Layout region records:
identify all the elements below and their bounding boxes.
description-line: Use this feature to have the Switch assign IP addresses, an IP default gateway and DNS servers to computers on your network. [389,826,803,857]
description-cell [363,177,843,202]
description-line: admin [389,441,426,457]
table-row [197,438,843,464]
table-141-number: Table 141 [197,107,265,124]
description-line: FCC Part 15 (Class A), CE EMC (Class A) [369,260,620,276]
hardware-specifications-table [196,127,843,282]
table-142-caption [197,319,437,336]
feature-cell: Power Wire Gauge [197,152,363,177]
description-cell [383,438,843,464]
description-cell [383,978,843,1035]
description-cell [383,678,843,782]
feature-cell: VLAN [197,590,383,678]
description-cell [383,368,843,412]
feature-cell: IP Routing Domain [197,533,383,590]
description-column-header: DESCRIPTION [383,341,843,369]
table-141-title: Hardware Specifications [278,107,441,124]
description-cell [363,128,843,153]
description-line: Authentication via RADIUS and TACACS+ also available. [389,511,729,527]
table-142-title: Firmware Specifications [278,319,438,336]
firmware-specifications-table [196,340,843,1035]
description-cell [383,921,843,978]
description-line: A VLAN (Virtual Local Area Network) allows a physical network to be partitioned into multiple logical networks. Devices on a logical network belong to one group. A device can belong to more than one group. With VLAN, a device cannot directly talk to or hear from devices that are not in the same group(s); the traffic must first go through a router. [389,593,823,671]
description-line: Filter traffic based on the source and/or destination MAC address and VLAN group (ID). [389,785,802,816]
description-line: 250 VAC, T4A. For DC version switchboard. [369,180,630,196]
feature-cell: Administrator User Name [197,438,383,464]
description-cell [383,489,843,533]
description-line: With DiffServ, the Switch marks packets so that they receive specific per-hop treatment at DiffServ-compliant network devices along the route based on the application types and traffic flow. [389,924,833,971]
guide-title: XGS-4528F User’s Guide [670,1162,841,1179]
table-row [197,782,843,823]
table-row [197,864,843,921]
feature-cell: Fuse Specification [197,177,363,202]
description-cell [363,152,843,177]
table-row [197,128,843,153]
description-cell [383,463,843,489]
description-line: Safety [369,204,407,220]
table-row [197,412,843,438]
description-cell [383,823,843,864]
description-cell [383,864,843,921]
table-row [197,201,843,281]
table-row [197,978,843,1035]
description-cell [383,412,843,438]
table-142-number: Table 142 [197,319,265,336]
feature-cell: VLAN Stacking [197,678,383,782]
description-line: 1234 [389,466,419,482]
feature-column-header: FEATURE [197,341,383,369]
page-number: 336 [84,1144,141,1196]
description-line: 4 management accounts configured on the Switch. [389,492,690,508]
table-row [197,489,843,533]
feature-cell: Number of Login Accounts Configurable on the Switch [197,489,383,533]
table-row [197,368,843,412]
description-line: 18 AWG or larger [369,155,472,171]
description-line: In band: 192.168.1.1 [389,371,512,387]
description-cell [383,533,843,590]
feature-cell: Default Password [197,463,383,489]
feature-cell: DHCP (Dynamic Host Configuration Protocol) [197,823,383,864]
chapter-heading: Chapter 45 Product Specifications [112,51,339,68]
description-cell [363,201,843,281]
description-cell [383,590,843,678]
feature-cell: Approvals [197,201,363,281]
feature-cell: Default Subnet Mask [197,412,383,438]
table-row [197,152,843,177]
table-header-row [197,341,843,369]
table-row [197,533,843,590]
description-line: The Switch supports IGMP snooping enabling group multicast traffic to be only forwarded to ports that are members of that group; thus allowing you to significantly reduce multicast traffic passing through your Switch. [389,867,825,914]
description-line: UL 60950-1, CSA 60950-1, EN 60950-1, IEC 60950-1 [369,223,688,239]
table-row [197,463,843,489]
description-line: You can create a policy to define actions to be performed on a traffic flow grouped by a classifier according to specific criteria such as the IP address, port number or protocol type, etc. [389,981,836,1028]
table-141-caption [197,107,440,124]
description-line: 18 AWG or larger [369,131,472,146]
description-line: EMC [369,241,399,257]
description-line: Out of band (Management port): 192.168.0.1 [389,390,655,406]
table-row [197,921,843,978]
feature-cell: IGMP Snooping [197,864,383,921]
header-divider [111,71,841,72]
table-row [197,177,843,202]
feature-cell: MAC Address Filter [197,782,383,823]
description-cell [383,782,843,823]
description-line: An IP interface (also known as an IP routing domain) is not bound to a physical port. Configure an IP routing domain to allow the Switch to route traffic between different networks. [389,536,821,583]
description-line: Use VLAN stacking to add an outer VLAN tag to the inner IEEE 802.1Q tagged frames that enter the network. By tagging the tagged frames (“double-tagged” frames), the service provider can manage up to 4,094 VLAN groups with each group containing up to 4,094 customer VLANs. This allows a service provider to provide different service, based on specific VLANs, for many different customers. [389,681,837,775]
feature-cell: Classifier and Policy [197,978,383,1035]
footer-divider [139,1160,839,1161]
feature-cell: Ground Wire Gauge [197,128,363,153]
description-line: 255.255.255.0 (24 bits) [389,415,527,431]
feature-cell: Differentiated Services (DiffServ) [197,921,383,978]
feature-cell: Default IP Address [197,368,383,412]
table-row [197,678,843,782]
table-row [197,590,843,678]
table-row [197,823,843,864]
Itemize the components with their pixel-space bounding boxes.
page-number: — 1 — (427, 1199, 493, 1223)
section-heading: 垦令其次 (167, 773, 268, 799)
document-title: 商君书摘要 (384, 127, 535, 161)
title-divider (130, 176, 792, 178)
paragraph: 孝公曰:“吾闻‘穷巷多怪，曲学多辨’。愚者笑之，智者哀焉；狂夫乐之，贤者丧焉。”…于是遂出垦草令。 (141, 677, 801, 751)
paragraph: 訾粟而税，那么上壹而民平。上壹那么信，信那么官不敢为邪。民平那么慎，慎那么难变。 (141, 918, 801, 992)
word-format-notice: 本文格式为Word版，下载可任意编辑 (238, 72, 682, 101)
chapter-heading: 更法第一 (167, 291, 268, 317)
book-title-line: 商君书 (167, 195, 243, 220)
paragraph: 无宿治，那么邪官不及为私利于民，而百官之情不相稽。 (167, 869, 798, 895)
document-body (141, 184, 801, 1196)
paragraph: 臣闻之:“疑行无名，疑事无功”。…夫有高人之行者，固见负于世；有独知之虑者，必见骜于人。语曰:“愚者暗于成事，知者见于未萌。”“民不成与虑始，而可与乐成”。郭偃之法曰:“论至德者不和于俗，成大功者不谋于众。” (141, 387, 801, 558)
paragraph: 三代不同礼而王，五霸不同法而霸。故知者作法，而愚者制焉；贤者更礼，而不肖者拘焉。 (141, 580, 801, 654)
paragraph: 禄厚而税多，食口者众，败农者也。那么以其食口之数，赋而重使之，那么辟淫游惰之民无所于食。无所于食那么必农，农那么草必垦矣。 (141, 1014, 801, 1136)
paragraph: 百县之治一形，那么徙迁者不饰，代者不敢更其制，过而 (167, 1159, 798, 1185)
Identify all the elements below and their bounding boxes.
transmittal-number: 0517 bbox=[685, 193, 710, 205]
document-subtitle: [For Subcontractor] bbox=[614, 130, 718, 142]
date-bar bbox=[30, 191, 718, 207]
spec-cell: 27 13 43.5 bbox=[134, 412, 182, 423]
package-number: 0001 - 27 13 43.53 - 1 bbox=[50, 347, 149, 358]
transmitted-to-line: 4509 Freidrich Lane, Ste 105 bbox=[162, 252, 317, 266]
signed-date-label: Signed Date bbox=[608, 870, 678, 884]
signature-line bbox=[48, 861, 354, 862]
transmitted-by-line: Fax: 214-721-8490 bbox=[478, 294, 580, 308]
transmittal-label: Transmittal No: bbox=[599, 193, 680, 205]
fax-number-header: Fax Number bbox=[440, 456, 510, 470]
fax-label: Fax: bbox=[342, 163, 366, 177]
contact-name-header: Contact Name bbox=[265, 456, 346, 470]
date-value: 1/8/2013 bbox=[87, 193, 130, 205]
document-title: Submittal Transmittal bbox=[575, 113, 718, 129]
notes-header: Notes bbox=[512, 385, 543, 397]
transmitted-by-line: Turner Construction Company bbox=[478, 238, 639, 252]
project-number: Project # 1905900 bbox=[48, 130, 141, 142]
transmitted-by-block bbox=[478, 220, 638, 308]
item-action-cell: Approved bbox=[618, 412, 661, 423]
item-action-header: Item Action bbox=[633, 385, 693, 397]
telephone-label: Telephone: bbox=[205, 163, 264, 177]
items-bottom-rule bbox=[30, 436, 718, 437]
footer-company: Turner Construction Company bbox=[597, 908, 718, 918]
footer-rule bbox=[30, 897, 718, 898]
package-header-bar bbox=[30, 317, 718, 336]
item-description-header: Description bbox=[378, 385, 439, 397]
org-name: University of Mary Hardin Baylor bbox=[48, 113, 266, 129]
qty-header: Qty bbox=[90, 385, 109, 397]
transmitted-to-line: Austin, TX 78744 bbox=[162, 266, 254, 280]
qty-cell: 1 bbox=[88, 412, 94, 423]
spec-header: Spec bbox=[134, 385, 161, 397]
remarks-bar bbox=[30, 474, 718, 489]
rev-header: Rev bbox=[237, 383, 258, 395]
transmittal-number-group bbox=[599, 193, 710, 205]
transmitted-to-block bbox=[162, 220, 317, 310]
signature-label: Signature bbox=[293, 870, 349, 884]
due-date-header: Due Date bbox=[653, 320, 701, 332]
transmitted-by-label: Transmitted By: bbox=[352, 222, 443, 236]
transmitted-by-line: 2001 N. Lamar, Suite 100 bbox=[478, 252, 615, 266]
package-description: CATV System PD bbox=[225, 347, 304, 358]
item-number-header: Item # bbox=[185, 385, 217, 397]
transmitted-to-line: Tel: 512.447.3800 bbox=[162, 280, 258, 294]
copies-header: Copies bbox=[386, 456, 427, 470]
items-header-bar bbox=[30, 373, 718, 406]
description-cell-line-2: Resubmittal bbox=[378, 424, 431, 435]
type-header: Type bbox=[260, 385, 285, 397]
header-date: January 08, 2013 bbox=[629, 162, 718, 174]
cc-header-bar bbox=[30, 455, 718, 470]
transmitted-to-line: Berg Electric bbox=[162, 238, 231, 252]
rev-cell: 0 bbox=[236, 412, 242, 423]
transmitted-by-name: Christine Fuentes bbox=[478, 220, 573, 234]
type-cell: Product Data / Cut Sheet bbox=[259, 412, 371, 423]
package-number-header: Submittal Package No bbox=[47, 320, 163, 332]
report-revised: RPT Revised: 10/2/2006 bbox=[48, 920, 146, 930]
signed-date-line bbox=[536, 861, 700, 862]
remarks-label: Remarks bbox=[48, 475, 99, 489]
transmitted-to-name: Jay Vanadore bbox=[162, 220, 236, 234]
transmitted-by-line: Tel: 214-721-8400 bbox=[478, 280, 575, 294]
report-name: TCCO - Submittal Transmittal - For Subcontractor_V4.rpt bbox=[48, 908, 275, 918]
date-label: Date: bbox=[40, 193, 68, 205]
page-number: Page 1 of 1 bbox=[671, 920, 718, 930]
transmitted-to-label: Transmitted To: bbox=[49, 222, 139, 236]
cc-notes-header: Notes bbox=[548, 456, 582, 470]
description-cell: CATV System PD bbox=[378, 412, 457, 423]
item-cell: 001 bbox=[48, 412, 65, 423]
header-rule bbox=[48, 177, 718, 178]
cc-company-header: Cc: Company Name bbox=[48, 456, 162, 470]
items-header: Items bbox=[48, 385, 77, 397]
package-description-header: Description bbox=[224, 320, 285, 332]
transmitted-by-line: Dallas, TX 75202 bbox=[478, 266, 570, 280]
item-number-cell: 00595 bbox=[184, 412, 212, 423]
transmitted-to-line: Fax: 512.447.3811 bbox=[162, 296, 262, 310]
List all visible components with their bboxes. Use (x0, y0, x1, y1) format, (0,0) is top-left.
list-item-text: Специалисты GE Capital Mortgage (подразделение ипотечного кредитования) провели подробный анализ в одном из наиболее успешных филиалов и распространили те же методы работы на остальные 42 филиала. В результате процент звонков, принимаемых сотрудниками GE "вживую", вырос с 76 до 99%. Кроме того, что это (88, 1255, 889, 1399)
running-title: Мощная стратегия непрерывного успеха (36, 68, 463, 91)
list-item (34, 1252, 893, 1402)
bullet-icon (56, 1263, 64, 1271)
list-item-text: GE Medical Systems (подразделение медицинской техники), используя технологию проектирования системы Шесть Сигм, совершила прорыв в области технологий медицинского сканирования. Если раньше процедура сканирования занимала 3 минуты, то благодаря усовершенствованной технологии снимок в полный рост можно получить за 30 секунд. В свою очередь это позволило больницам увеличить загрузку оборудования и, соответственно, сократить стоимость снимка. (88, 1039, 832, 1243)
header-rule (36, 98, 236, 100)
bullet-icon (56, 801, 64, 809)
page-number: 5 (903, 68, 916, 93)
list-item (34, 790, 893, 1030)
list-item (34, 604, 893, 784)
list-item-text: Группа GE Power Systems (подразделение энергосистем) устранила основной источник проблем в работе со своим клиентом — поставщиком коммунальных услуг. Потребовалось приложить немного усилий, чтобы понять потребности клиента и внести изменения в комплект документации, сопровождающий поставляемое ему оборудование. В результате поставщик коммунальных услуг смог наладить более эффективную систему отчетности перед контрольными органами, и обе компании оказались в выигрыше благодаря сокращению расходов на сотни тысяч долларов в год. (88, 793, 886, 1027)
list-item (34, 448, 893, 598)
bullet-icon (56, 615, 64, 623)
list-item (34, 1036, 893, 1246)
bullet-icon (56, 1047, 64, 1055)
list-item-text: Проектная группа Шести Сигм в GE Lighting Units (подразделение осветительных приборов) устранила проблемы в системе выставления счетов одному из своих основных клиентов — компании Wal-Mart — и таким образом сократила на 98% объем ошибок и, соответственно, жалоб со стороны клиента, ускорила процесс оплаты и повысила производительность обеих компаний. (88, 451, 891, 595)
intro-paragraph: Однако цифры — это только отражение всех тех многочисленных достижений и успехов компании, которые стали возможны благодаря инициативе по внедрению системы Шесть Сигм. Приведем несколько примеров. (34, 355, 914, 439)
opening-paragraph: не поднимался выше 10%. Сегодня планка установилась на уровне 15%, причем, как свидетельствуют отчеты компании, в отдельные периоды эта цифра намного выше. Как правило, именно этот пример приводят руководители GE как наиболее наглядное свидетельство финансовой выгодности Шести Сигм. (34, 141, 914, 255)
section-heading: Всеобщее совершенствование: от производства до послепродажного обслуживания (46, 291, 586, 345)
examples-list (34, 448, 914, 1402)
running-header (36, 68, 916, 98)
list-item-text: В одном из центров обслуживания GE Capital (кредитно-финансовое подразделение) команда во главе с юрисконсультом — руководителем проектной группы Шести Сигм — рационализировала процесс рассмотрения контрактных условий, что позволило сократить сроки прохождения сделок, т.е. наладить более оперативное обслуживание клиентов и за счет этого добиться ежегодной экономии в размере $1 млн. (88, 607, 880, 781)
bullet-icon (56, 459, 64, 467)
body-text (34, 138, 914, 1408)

**EXERCISE PROMPT:** Reproduce the records word for word, from the very first line through the line that contains "table-141-number: Table 141 [197,107,265,124]", both included.

**SOLUTION TO THIS TASK:**
identify all the elements below and their bounding boxes.
description-line: Use this feature to have the Switch assign IP addresses, an IP default gateway and DNS servers to computers on your network. [389,826,803,857]
description-cell [363,177,843,202]
description-line: admin [389,441,426,457]
table-row [197,438,843,464]
table-141-number: Table 141 [197,107,265,124]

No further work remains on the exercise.